§ **Aim of the task**: Give the entries again exactly, every one of them.

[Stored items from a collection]
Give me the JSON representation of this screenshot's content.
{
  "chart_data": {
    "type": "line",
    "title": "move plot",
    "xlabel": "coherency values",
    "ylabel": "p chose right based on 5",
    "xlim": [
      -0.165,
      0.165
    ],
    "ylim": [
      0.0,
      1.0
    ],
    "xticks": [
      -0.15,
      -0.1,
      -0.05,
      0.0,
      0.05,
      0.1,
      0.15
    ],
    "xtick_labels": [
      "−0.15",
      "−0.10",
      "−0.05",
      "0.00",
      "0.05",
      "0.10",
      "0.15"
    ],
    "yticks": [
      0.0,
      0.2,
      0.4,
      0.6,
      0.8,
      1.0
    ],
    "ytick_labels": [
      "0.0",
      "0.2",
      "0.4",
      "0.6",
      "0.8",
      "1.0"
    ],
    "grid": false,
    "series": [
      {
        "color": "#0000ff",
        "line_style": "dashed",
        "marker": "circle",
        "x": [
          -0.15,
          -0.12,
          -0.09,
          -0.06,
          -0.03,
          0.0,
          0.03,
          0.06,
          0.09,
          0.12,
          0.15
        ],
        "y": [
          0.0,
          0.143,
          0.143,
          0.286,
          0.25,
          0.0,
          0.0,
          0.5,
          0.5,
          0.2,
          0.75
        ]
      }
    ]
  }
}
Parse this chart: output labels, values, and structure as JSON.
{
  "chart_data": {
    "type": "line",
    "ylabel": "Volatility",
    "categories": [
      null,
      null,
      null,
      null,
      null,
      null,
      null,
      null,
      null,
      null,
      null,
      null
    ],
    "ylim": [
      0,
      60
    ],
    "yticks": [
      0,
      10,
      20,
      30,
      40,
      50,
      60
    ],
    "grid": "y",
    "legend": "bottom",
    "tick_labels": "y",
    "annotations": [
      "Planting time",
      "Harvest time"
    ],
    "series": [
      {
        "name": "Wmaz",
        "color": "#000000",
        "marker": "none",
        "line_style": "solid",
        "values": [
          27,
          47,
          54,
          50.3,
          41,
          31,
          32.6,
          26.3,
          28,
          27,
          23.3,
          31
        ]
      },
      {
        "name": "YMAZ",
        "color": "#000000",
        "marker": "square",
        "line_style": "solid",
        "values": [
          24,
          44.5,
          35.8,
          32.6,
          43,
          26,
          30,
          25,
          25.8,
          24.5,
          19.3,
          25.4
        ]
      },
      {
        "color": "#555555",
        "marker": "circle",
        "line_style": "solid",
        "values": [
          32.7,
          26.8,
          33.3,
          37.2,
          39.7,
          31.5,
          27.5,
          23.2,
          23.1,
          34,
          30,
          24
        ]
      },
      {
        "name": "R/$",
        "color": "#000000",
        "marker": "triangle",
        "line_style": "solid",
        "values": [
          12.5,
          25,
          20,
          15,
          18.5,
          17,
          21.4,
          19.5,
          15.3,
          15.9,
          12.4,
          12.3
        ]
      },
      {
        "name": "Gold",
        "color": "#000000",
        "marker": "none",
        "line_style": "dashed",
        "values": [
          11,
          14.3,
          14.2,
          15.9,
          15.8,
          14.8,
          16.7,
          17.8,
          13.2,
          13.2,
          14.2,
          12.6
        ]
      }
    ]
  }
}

§ **The answer**:
Give me the JSON representation of this screenshot's content.
{
  "chart_data": {
    "type": "line",
    "title": "move plot",
    "xlabel": "coherency values",
    "ylabel": "p chose right based on 5",
    "xlim": [
      -0.165,
      0.165
    ],
    "ylim": [
      0.0,
      1.0
    ],
    "xticks": [
      -0.15,
      -0.1,
      -0.05,
      0.0,
      0.05,
      0.1,
      0.15
    ],
    "xtick_labels": [
      "−0.15",
      "−0.10",
      "−0.05",
      "0.00",
      "0.05",
      "0.10",
      "0.15"
    ],
    "yticks": [
      0.0,
      0.2,
      0.4,
      0.6,
      0.8,
      1.0
    ],
    "ytick_labels": [
      "0.0",
      "0.2",
      "0.4",
      "0.6",
      "0.8",
      "1.0"
    ],
    "grid": false,
    "series": [
      {
        "color": "#0000ff",
        "line_style": "dashed",
        "marker": "circle",
        "x": [
          -0.15,
          -0.12,
          -0.09,
          -0.06,
          -0.03,
          0.0,
          0.03,
          0.06,
          0.09,
          0.12,
          0.15
        ],
        "y": [
          0.0,
          0.143,
          0.143,
          0.286,
          0.25,
          0.0,
          0.0,
          0.5,
          0.5,
          0.2,
          0.75
        ]
      }
    ]
  }
}
Parse this chart: output labels, values, and structure as JSON.
{
  "chart_data": {
    "type": "line",
    "ylabel": "Volatility",
    "categories": [
      null,
      null,
      null,
      null,
      null,
      null,
      null,
      null,
      null,
      null,
      null,
      null
    ],
    "ylim": [
      0,
      60
    ],
    "yticks": [
      0,
      10,
      20,
      30,
      40,
      50,
      60
    ],
    "grid": "y",
    "legend": "bottom",
    "tick_labels": "y",
    "annotations": [
      "Planting time",
      "Harvest time"
    ],
    "series": [
      {
        "name": "Wmaz",
        "color": "#000000",
        "marker": "none",
        "line_style": "solid",
        "values": [
          27,
          47,
          54,
          50.3,
          41,
          31,
          32.6,
          26.3,
          28,
          27,
          23.3,
          31
        ]
      },
      {
        "name": "YMAZ",
        "color": "#000000",
        "marker": "square",
        "line_style": "solid",
        "values": [
          24,
          44.5,
          35.8,
          32.6,
          43,
          26,
          30,
          25,
          25.8,
          24.5,
          19.3,
          25.4
        ]
      },
      {
        "color": "#555555",
        "marker": "circle",
        "line_style": "solid",
        "values": [
          32.7,
          26.8,
          33.3,
          37.2,
          39.7,
          31.5,
          27.5,
          23.2,
          23.1,
          34,
          30,
          24
        ]
      },
      {
        "name": "R/$",
        "color": "#000000",
        "marker": "triangle",
        "line_style": "solid",
        "values": [
          12.5,
          25,
          20,
          15,
          18.5,
          17,
          21.4,
          19.5,
          15.3,
          15.9,
          12.4,
          12.3
        ]
      },
      {
        "name": "Gold",
        "color": "#000000",
        "marker": "none",
        "line_style": "dashed",
        "values": [
          11,
          14.3,
          14.2,
          15.9,
          15.8,
          14.8,
          16.7,
          17.8,
          13.2,
          13.2,
          14.2,
          12.6
        ]
      }
    ]
  }
}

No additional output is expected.